State the number of lines that contain the word "HORA", and add nothing else.

╭─ Task material

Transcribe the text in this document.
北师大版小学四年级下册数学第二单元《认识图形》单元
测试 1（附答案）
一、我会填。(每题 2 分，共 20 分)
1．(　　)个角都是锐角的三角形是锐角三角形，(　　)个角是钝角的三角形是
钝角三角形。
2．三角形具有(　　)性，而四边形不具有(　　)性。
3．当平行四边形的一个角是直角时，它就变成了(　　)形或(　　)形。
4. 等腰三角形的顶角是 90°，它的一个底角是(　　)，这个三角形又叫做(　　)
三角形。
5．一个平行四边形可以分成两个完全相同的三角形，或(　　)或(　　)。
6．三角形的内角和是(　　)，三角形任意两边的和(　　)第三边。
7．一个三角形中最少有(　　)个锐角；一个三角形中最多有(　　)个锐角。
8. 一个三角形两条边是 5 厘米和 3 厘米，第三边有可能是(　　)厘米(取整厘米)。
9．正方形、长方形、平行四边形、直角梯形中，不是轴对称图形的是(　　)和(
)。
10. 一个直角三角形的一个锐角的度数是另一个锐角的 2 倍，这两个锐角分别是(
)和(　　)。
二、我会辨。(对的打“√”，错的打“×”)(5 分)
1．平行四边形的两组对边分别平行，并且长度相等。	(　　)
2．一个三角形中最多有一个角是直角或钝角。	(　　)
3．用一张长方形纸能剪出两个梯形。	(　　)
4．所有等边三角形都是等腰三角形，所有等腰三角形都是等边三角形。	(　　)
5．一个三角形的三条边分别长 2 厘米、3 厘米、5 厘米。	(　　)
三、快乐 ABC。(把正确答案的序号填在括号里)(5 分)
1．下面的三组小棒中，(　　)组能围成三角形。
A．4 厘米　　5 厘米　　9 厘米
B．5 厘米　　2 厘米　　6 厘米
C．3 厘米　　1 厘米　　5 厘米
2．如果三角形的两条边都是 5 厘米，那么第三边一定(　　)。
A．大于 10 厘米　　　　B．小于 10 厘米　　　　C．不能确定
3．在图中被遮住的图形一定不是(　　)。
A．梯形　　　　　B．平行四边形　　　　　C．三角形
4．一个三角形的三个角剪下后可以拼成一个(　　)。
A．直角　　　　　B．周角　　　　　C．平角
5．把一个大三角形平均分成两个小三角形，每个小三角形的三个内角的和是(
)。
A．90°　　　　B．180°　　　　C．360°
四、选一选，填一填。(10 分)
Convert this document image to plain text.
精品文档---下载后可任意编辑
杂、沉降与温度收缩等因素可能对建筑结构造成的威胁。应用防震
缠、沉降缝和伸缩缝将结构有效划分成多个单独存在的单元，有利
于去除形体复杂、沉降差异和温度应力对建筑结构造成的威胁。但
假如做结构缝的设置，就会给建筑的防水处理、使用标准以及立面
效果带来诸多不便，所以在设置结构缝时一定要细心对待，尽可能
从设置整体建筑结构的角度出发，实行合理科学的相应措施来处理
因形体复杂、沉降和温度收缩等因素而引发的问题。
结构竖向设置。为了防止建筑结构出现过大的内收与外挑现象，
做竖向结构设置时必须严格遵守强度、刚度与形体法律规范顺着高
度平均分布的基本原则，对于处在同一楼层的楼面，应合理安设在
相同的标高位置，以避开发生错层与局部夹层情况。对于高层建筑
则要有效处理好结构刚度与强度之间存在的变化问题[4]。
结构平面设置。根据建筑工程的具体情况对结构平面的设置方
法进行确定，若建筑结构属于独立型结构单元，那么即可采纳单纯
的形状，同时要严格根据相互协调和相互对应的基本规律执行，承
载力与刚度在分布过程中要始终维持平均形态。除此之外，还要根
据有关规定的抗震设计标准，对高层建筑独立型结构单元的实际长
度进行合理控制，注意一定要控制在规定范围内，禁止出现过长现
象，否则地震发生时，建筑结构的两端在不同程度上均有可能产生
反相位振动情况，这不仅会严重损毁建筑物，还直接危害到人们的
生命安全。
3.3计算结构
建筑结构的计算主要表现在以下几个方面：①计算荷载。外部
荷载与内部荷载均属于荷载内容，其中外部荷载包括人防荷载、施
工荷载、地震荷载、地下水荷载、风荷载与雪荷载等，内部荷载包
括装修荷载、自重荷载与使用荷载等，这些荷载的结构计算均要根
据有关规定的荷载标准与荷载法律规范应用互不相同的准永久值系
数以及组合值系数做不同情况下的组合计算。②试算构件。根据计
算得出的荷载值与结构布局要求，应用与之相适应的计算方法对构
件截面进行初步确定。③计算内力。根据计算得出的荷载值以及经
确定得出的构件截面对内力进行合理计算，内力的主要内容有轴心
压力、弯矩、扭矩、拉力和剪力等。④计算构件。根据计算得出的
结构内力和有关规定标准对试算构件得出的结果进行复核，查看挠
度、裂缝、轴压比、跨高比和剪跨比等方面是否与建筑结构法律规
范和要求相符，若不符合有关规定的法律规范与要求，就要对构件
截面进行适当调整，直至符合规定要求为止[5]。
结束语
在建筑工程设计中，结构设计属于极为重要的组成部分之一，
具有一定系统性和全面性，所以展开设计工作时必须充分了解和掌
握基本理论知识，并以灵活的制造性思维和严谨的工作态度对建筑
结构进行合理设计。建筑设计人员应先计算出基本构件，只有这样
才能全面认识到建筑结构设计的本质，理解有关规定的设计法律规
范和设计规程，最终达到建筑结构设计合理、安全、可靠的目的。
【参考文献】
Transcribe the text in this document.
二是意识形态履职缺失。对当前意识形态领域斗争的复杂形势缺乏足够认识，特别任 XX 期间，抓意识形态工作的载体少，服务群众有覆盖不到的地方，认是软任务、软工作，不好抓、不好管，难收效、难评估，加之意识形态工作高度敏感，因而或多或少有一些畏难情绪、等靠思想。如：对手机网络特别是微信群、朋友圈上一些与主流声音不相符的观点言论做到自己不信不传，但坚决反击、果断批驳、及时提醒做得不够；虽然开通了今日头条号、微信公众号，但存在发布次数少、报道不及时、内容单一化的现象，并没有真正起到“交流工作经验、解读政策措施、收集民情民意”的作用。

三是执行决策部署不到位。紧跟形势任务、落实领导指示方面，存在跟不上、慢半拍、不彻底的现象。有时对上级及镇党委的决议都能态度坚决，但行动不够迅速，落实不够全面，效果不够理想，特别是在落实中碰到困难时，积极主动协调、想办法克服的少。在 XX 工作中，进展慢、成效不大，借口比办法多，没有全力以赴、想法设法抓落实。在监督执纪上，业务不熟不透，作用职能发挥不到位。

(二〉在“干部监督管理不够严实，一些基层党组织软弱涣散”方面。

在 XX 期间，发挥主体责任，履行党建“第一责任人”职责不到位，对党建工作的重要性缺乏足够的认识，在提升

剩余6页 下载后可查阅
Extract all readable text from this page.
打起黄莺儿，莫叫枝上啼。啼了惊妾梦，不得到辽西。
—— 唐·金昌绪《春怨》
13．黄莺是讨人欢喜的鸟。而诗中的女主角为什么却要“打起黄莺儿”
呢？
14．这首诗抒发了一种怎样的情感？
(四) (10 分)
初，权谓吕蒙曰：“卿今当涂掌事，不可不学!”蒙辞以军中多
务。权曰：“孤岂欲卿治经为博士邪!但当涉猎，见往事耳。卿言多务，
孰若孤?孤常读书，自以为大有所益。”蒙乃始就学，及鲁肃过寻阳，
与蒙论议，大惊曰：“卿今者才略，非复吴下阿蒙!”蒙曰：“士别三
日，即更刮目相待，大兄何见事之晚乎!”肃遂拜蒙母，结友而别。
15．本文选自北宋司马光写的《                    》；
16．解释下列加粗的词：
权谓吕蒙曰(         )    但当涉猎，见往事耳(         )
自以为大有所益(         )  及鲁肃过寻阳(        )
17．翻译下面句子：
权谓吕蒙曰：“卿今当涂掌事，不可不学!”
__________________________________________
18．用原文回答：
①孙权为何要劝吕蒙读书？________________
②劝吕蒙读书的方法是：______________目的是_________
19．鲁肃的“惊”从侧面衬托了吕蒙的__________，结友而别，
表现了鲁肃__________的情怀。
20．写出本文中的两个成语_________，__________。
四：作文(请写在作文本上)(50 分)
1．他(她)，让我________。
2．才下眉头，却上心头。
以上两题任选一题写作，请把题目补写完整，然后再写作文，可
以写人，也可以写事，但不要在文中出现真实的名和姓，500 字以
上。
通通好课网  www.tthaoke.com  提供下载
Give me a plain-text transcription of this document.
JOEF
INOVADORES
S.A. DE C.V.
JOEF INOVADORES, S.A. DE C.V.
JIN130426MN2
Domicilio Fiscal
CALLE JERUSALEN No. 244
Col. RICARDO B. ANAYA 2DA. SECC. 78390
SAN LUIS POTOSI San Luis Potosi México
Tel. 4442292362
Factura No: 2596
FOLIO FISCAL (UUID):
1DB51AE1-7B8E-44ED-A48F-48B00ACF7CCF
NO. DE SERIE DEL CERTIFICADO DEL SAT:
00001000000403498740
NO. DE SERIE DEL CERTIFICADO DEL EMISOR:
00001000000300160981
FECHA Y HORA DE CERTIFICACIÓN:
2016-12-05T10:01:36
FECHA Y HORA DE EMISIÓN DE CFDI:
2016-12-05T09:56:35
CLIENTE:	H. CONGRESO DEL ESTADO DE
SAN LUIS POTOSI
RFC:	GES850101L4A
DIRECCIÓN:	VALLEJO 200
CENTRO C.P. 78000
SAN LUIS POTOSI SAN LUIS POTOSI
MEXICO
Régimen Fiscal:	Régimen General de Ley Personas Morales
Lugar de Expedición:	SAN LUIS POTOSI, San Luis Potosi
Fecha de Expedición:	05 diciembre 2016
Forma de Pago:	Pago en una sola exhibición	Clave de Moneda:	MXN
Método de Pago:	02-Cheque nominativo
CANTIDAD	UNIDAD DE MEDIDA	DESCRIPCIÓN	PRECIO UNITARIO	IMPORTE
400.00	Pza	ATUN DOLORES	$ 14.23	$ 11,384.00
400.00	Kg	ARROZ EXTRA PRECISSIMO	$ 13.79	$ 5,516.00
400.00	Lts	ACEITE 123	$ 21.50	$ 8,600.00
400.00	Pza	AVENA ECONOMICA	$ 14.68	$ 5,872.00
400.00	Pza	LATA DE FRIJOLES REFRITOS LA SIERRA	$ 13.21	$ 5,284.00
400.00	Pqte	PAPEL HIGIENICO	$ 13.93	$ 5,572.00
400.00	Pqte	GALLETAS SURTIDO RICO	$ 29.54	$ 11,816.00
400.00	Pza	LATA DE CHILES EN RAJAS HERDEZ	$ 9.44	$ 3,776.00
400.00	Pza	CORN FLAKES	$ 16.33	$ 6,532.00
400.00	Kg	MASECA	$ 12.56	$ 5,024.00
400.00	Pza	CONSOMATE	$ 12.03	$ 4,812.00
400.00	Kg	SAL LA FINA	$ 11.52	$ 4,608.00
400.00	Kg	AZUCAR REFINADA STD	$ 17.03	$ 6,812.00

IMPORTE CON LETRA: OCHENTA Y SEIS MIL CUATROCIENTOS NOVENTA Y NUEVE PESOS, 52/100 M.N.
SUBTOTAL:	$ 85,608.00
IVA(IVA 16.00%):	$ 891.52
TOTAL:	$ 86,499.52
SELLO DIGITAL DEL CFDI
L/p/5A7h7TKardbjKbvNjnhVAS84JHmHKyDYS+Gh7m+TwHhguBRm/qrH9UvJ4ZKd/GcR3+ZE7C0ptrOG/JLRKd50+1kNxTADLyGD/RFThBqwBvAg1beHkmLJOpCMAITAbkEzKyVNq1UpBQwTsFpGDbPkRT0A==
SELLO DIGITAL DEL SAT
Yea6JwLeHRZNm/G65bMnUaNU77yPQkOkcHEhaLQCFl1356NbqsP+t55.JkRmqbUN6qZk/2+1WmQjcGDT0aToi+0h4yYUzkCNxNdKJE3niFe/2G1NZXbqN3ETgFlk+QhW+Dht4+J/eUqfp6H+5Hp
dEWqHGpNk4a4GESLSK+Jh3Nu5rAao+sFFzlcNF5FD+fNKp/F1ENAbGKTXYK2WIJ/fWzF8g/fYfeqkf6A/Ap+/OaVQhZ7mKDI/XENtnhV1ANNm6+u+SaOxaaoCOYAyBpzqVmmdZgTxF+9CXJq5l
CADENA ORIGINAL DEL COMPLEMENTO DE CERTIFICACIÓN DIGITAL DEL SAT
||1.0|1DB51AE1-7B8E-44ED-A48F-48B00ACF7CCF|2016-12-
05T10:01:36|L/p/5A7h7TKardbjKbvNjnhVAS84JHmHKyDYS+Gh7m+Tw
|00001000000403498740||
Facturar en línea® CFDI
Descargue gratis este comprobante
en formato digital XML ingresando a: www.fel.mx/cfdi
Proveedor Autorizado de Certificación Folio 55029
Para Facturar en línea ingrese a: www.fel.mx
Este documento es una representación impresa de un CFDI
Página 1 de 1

╰─

_Written solution_.
2